+++ ENTRIES PROVIDED

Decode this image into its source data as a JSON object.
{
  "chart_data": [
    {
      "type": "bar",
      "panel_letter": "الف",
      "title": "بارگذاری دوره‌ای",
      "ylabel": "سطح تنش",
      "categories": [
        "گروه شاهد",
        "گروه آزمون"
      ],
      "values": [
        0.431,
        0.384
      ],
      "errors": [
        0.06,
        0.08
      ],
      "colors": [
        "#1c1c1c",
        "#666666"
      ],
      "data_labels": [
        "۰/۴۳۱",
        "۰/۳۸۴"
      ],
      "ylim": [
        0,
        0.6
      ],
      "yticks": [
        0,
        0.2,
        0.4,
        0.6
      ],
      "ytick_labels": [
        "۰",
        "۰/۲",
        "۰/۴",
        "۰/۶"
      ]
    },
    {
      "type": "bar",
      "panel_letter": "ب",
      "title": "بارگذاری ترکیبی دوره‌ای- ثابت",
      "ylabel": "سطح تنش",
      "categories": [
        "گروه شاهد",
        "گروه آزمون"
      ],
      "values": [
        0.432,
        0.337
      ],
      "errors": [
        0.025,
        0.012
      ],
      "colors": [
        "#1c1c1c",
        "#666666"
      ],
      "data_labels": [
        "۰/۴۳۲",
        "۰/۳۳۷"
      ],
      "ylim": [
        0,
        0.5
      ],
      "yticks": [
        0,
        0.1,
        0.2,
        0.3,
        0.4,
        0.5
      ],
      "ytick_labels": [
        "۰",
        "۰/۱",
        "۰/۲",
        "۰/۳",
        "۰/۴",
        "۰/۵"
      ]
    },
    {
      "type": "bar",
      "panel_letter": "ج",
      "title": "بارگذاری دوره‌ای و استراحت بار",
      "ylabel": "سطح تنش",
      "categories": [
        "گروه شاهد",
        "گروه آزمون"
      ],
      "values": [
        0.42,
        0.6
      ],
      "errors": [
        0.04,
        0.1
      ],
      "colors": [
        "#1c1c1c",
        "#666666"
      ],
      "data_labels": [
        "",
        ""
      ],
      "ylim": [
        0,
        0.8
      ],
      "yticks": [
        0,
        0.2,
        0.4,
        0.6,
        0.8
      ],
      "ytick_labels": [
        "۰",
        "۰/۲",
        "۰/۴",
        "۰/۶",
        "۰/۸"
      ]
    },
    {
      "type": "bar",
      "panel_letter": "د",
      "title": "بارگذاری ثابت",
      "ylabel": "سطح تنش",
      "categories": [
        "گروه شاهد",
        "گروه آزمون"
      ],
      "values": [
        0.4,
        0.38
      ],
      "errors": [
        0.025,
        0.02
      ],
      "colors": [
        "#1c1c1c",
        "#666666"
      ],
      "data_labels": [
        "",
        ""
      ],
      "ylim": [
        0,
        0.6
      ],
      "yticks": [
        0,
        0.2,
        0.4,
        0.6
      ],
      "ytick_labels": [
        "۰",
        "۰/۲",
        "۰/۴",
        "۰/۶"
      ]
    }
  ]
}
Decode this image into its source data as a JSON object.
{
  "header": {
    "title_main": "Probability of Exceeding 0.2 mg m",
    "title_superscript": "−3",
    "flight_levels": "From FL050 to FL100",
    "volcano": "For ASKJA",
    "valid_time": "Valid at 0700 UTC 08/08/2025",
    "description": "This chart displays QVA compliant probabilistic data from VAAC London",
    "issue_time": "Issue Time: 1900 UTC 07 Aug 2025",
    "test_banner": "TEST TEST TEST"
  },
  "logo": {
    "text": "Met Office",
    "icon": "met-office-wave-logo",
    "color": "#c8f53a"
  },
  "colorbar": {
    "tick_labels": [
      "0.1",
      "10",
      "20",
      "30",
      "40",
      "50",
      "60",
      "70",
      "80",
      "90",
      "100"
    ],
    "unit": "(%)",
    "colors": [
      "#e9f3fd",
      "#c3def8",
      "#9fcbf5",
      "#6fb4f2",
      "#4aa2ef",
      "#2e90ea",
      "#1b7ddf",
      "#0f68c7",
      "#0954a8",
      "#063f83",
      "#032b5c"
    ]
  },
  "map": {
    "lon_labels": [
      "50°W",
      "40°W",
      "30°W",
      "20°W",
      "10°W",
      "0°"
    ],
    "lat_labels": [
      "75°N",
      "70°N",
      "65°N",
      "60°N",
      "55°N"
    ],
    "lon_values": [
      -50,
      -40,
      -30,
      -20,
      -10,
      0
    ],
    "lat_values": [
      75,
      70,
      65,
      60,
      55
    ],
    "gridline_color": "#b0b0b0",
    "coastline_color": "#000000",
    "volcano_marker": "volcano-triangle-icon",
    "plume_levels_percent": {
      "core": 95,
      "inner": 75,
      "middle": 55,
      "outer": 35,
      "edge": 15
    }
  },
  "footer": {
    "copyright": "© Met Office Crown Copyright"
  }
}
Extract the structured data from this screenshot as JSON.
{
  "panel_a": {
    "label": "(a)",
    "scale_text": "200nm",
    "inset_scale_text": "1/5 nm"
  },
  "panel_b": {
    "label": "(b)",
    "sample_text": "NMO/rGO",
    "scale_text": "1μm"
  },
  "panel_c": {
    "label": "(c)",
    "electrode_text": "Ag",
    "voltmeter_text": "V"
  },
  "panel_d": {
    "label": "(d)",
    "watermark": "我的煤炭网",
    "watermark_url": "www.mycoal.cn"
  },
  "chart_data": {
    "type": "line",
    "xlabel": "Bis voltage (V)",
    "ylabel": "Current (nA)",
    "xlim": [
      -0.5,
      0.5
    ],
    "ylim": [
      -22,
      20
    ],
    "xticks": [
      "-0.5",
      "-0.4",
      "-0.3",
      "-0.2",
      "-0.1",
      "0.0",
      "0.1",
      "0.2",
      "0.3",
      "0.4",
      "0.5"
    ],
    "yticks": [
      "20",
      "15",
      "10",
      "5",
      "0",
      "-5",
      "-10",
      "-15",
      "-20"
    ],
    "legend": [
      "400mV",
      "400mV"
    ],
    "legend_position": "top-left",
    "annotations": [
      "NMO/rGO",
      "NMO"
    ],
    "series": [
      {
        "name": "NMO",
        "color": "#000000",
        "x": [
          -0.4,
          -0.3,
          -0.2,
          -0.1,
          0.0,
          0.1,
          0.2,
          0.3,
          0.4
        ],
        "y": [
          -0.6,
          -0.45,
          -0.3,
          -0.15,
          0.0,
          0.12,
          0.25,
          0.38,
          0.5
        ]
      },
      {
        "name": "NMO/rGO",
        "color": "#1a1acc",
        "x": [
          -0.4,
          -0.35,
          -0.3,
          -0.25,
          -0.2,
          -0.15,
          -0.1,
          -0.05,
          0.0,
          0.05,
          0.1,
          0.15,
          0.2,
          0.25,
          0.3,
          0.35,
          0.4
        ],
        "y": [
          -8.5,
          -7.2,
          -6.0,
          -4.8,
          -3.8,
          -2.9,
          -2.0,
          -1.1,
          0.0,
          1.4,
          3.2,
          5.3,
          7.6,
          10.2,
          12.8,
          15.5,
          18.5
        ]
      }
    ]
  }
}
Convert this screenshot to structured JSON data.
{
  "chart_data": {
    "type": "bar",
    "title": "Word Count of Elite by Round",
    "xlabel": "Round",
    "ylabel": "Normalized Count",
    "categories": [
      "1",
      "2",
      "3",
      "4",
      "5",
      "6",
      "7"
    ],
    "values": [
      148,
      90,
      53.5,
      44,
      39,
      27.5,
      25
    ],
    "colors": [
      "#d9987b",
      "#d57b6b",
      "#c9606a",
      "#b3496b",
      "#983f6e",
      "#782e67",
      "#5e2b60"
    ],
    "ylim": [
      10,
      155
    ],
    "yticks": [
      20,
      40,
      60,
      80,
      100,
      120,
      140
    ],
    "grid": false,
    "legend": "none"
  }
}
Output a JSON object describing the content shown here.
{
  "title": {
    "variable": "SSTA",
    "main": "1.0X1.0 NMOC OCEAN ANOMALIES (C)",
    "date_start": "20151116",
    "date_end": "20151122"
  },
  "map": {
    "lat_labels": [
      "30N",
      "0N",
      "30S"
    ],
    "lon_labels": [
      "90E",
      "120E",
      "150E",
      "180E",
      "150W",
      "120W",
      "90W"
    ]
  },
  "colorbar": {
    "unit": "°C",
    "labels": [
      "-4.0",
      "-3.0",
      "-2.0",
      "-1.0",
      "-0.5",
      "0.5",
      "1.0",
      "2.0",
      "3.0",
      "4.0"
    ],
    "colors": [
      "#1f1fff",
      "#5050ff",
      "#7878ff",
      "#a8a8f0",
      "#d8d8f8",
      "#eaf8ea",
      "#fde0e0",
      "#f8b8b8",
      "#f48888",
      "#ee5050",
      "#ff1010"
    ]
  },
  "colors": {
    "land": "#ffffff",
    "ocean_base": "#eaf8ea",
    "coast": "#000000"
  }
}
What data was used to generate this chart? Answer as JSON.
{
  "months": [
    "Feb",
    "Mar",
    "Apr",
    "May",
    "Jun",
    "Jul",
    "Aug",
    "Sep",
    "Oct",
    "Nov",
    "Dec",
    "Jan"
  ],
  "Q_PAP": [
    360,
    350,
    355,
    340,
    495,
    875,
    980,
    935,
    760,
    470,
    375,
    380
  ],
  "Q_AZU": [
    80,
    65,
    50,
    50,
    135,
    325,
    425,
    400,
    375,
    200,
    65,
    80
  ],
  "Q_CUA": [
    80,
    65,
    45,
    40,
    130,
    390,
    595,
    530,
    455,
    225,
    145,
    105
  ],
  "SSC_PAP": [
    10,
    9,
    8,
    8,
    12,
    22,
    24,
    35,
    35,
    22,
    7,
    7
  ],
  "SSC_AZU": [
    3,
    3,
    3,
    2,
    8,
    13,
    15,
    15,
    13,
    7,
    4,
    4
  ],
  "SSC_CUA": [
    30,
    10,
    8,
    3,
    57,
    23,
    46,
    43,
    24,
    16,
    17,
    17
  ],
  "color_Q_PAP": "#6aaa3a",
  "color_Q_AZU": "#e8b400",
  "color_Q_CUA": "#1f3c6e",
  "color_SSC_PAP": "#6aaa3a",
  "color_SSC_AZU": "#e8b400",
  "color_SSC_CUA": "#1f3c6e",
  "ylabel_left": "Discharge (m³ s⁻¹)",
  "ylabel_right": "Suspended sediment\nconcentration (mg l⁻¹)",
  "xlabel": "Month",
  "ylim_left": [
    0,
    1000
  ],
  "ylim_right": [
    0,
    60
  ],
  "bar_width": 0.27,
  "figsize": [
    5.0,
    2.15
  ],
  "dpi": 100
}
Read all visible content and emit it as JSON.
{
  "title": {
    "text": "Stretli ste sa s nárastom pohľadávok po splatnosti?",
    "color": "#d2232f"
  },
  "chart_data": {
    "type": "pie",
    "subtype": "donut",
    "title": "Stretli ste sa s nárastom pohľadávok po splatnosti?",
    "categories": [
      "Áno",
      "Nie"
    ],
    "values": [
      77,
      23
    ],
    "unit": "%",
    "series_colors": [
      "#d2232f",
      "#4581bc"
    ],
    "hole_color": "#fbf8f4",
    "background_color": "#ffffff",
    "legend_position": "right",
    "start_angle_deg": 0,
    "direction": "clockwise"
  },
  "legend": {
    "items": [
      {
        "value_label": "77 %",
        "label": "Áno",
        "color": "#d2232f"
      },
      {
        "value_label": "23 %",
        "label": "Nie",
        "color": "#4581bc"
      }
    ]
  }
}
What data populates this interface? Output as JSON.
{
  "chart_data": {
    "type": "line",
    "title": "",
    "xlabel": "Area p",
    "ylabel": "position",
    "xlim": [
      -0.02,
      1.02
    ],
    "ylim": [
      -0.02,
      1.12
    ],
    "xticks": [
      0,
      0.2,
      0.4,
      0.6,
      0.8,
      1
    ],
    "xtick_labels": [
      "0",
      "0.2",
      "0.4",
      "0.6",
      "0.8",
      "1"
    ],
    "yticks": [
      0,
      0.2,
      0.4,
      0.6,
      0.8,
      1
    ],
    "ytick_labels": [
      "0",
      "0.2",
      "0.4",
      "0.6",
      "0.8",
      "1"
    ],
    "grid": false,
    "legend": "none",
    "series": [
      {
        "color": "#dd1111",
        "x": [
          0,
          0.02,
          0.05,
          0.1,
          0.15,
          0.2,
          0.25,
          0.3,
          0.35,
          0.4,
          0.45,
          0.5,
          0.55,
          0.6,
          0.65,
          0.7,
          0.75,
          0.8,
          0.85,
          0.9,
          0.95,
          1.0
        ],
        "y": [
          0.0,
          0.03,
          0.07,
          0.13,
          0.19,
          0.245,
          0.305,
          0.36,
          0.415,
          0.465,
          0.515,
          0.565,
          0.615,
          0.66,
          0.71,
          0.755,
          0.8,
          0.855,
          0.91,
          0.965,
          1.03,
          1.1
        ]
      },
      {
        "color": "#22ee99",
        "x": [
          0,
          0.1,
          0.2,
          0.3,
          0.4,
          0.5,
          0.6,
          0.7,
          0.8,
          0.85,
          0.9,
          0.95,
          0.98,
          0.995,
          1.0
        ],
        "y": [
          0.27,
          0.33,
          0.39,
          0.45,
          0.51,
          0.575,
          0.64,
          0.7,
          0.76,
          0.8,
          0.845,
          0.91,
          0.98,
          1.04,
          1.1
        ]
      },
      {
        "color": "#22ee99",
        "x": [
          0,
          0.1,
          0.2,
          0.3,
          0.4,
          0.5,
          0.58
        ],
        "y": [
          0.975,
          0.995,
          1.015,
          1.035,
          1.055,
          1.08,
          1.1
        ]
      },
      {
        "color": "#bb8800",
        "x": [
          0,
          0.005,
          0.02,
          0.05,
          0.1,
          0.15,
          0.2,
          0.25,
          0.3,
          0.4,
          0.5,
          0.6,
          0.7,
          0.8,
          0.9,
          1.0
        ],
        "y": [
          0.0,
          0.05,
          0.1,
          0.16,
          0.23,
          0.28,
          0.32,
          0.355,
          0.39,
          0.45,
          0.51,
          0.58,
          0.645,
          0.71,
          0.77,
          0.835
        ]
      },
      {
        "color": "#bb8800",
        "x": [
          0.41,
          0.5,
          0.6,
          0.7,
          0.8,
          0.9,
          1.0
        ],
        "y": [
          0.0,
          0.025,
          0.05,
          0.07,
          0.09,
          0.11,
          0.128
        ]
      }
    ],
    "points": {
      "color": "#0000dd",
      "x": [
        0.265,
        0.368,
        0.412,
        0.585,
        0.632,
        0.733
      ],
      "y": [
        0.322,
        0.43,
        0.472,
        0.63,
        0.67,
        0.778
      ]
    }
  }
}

++++++

## EXERCISE OBJECTIVE
Copy out every line of the material above that mentions the word "icon".

## ANSWER TO THE PROBLEM
    "icon": "met-office-wave-logo",
    "volcano_marker": "volcano-triangle-icon",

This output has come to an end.